RECORDS SUPPLIED |

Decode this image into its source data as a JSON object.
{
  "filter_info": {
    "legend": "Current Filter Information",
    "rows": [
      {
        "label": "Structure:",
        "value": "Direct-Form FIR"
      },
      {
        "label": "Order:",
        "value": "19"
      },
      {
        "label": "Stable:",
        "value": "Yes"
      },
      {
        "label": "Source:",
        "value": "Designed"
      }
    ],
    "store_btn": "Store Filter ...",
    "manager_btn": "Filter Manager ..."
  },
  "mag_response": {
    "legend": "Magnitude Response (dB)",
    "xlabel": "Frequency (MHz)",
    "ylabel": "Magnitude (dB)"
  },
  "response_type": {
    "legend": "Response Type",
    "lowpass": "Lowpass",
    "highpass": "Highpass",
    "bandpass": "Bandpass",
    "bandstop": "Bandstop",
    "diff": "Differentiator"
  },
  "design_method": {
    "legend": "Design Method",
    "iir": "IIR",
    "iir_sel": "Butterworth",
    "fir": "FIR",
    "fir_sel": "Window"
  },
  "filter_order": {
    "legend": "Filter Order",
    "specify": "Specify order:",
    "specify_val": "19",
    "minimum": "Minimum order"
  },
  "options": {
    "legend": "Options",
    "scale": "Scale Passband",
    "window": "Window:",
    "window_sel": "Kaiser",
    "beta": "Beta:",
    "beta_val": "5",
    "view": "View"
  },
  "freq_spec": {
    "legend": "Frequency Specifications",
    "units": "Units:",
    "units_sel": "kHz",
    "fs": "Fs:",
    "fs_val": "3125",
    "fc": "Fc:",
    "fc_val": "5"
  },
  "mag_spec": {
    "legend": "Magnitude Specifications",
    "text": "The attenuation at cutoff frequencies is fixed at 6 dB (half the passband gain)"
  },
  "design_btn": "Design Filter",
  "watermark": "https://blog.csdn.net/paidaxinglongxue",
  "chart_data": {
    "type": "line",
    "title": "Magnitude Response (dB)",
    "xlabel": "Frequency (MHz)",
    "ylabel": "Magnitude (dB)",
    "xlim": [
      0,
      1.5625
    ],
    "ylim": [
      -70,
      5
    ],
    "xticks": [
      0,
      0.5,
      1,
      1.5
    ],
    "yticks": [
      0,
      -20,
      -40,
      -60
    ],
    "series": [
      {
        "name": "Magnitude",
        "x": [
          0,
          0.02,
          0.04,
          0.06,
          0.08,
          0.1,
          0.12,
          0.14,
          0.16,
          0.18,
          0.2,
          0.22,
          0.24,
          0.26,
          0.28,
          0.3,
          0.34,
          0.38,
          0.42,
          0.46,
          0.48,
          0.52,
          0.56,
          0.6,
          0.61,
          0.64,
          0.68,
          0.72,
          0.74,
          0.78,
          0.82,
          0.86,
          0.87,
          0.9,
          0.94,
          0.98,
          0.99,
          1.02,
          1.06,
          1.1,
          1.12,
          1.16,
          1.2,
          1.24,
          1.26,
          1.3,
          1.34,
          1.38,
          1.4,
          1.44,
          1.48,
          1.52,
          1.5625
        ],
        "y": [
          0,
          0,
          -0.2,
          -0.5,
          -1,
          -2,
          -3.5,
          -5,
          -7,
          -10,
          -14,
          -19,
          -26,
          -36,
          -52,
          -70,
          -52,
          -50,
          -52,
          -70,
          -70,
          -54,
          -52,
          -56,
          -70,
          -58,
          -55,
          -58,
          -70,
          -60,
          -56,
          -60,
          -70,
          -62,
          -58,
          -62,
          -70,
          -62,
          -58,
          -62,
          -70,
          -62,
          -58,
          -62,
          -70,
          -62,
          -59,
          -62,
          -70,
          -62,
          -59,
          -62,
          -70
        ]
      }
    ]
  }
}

WRITTEN PROBLEM |
Copy out every line in the listing where the word "value" appears.

ANSWER IN FULL |
        "value": "Direct-Form FIR"
        "value": "19"
        "value": "Yes"
        "value": "Designed"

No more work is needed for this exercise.